=== Data for this task ===
■ ■ ■ ■ ■

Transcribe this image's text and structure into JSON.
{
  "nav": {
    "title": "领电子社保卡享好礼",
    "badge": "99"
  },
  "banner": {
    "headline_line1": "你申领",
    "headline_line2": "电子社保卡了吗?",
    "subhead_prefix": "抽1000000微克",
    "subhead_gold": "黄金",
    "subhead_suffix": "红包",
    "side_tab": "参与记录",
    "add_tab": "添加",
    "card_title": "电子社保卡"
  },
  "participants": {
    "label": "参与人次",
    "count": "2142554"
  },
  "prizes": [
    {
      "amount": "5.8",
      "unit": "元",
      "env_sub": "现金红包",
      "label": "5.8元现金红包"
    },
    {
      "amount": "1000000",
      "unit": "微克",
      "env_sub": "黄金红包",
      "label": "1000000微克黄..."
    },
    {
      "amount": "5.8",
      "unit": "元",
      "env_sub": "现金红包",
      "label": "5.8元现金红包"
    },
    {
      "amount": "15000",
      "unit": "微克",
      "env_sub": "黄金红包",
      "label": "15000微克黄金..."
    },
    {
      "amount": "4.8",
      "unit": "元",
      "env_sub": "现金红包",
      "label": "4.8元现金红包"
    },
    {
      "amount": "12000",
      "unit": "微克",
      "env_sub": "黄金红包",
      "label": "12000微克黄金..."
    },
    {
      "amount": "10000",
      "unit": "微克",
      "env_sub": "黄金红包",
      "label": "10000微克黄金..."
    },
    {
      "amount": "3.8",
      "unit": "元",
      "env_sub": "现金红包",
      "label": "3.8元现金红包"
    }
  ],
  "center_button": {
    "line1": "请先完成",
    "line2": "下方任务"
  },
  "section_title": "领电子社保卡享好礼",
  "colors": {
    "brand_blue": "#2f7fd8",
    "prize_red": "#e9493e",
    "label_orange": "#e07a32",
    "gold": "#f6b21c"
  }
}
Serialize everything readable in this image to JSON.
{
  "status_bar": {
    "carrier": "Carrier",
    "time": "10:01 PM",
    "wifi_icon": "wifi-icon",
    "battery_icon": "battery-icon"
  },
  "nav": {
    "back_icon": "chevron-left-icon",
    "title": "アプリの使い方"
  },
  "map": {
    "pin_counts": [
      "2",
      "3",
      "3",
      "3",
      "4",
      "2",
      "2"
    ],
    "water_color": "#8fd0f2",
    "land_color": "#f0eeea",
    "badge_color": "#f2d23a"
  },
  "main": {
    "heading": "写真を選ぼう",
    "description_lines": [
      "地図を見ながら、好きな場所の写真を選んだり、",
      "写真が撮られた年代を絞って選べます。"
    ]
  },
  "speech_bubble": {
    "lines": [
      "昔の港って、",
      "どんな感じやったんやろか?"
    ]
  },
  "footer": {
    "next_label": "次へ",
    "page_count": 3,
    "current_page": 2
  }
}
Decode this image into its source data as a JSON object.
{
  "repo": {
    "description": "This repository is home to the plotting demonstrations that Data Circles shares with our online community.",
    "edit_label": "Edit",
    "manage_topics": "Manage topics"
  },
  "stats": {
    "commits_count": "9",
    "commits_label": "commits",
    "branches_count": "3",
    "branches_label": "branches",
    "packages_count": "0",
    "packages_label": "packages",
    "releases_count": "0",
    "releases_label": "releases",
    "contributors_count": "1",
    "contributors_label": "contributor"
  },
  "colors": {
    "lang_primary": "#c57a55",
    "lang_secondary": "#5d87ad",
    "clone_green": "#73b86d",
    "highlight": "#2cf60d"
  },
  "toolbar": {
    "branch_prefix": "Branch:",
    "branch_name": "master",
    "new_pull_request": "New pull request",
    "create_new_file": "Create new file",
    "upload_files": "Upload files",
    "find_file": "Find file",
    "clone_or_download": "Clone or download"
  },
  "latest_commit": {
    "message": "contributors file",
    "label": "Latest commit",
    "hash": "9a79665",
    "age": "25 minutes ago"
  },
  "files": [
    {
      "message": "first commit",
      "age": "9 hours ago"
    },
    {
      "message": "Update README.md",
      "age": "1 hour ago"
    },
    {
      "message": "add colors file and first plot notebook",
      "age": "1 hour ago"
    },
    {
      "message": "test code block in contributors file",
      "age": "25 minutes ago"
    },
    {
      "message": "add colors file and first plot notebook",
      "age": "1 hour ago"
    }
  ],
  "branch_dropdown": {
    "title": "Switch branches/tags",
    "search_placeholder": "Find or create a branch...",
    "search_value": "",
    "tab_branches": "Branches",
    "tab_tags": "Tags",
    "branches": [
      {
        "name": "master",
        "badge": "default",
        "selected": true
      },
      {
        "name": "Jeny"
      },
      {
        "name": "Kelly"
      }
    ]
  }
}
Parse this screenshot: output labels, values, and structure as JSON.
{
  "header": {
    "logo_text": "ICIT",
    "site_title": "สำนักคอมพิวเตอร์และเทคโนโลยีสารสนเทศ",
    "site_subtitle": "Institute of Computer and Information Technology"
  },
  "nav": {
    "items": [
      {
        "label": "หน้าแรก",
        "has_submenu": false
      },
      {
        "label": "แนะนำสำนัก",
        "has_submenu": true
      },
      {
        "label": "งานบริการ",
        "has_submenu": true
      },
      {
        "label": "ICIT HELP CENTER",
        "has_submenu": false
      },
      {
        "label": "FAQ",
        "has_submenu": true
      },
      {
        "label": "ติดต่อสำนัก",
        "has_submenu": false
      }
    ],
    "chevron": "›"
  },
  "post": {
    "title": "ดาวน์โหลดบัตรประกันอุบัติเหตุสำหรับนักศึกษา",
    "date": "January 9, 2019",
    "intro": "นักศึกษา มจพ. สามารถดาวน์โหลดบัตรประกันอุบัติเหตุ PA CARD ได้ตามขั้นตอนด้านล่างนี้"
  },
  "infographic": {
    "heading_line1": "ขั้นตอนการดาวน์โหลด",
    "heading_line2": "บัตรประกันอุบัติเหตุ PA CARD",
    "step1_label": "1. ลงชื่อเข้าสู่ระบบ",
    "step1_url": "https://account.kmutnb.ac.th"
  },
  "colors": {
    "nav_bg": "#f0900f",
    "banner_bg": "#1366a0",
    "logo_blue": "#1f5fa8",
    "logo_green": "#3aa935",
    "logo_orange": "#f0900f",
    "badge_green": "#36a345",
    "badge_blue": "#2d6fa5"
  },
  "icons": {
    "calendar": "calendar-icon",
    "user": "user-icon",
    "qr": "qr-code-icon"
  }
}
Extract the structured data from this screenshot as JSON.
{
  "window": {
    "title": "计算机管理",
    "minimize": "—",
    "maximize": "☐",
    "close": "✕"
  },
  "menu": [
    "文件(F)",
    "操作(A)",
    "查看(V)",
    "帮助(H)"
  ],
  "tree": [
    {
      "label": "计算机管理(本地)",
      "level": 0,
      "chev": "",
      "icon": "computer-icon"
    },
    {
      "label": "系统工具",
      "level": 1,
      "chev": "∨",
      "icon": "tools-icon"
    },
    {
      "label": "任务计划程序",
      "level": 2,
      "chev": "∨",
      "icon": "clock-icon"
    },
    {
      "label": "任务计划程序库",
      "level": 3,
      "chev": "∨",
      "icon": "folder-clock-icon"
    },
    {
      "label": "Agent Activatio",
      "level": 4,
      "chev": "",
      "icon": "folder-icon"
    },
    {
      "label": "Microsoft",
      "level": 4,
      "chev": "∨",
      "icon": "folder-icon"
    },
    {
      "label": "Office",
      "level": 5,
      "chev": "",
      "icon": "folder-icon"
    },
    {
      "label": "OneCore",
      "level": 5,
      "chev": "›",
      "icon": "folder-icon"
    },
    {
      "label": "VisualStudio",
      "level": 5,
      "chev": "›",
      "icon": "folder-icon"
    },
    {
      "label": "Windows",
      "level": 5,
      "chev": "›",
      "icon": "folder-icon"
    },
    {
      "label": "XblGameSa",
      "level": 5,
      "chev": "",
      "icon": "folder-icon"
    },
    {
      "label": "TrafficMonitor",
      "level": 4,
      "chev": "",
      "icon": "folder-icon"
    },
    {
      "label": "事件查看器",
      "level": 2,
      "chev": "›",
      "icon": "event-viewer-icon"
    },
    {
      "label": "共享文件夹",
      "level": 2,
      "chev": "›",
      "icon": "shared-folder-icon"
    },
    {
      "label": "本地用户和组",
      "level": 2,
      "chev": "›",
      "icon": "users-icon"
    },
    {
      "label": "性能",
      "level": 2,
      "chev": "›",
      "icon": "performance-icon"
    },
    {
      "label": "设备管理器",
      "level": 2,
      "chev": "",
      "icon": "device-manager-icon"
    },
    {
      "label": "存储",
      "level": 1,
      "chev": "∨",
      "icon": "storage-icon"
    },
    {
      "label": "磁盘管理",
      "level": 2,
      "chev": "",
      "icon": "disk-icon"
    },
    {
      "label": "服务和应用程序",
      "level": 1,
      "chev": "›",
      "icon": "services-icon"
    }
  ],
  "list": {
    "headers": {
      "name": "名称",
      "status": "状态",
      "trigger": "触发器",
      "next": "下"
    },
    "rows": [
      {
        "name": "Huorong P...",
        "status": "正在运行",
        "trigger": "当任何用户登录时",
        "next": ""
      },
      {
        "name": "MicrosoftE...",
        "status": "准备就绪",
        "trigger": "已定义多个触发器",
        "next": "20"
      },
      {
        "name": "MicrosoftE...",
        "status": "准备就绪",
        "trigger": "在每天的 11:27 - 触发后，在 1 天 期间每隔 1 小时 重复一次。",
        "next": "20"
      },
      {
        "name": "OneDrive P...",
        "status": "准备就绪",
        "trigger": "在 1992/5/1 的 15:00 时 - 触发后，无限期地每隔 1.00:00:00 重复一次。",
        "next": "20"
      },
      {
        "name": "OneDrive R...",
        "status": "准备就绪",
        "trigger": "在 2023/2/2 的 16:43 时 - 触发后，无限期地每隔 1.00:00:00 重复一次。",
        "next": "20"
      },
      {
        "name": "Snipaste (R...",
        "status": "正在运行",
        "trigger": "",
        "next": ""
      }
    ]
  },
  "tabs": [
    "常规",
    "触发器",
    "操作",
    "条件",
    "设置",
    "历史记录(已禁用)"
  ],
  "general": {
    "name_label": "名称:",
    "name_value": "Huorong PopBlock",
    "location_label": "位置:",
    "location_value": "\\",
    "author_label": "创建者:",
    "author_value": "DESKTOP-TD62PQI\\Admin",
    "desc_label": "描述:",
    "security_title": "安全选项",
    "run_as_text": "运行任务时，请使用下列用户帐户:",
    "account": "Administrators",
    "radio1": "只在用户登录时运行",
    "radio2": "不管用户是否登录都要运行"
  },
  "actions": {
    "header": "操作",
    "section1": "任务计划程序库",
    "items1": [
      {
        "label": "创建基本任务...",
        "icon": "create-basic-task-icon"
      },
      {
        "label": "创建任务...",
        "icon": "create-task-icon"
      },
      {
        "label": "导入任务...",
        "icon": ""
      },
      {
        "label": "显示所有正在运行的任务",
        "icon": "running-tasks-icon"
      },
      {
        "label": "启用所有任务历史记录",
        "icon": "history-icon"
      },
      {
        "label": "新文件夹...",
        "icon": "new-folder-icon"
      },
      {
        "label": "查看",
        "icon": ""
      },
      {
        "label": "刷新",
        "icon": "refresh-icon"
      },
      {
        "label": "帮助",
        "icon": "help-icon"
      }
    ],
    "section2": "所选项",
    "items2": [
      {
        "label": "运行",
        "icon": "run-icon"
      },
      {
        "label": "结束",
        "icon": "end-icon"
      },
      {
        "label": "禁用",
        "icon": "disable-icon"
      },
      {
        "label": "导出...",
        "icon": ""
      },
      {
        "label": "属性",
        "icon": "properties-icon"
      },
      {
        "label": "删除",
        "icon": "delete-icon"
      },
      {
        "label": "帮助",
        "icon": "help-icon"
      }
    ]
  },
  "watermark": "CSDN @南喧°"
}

■ ■ ■ ■ ■

=== Stated goal ===
Write out every line of the entries that holds the word "领电子社保卡享好礼".

=== Written answer ===
    "title": "领电子社保卡享好礼",
  "section_title": "领电子社保卡享好礼",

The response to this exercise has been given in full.